» PASSAGE TO READ
Amazon dominated the ecommerce space in 2016, with market capitalization of $292.6 billion compared to eBay’s $27.9 billion this past May. But some new improvements and expansions could make eBay 2017’s greatest success story. Here’s what they’re planning—and the effect investors are hoping for.
Note: This article is not intended as investment advice.
Reaching into Africa
The MallforAfrica homepage.
In the summer of 2016, eBay partnered with MallforAfrica to help their U.S. and U.K. sellers reach African consumers. MallforAfrica helps eBay overcome the enormous difficulties of selling in Africa, securing payments, dealing with currency conversions, and handling other important logistics.
This could give eBay a major edge. Thanks to a reputation for nonpayment scams, buyers in countries like Nigeria are often viewed with deep suspicion by online sellers in the West. This leaves an enormous untapped market of honest buyers in these growing economies.
Although MallforAfrica had ambitions of reaching Nigeria, Kenya, and Ghana by the end of the year, with plans to expand reach further in 2017, it remains limited to Nigeria for the moment. 2017 should show whether they can succeed and become an international force.
Limiting Active Content
These rules could give eBay a boost in sales. They anticipate that it will make their marketplace much more mobile-friendly, improve eBay security, and result in faster load times.
However, this change can pose a serious problem for sellers. Many have invested considerable time and money into active content.
eBay is aware of the difficulties this might create, and they have created a list of alternatives to active content. They also state they are working with third-party developers involved in the use of active content on eBay to find additional workarounds.
Hoping for $40 per Share
eBay stocks reached an all-time high this year, and some elite analysts predict exceptional growth. Deutsche Bank gives it a price target of $40 per share for 2017. This would be a remarkable increase—eBay stock closed at $29.73 on December 15, 2016.

» PROBLEM REQUIREMENTS
Copy the eBay article word for word, starting at the words "Amazon dominated the" and ending after the words "are hoping for.".

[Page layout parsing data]

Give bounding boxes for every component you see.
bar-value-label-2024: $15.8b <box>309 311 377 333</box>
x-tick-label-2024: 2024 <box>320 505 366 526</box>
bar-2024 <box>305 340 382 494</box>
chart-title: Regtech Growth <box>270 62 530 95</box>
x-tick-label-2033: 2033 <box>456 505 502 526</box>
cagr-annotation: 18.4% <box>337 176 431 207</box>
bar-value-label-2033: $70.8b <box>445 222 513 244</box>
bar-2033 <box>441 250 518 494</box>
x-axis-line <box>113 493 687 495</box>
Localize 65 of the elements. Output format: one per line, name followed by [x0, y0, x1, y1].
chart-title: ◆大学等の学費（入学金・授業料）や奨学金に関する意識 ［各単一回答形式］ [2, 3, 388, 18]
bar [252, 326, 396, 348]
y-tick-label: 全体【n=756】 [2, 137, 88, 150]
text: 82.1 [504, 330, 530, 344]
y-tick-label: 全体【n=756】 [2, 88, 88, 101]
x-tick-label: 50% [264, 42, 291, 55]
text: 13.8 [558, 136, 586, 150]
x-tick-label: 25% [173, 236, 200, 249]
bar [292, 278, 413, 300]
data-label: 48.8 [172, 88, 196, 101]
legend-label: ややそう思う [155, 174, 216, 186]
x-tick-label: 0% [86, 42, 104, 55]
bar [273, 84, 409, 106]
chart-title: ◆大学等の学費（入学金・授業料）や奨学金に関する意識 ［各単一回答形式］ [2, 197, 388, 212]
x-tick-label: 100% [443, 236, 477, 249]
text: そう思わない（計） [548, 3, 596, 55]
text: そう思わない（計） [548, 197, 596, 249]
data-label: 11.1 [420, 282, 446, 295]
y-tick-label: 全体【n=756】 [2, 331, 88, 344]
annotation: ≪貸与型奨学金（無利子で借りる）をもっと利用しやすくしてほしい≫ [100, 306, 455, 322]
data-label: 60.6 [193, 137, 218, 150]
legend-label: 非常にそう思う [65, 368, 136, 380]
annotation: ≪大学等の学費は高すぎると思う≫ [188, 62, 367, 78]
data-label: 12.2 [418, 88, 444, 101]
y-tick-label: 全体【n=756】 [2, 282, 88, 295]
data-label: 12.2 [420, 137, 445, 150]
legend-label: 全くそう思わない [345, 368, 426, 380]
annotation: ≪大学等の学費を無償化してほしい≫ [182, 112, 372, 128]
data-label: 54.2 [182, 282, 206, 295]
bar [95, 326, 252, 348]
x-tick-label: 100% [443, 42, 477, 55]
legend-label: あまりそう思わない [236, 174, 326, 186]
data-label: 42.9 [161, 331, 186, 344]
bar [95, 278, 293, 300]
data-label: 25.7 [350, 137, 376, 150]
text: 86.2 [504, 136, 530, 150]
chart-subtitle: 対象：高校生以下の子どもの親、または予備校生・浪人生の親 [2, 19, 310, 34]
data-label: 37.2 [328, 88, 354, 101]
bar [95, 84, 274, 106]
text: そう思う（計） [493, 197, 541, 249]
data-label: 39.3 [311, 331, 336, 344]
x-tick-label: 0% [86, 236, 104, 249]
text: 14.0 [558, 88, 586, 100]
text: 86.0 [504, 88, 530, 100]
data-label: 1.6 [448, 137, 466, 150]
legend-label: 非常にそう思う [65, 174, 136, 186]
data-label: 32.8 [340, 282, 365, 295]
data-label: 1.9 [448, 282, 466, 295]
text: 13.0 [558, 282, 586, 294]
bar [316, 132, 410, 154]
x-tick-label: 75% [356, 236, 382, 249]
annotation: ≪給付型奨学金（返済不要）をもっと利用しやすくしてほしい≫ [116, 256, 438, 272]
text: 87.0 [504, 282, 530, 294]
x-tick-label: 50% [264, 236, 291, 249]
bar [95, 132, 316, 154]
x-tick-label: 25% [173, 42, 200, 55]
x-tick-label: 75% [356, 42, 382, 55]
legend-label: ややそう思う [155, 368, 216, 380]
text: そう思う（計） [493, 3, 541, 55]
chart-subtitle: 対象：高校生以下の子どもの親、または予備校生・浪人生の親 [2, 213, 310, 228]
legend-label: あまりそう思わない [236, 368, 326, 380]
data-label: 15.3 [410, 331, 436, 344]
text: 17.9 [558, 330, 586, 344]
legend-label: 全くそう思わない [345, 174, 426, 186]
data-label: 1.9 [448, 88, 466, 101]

» WORKED SOLUTION
Amazon dominated the ecommerce space in 2016, with market capitalization of $292.6 billion compared to eBay’s $27.9 billion this past May. But some new improvements and expansions could make eBay 2017’s greatest success story. Here’s what they’re planning—and the effect investors are hoping for.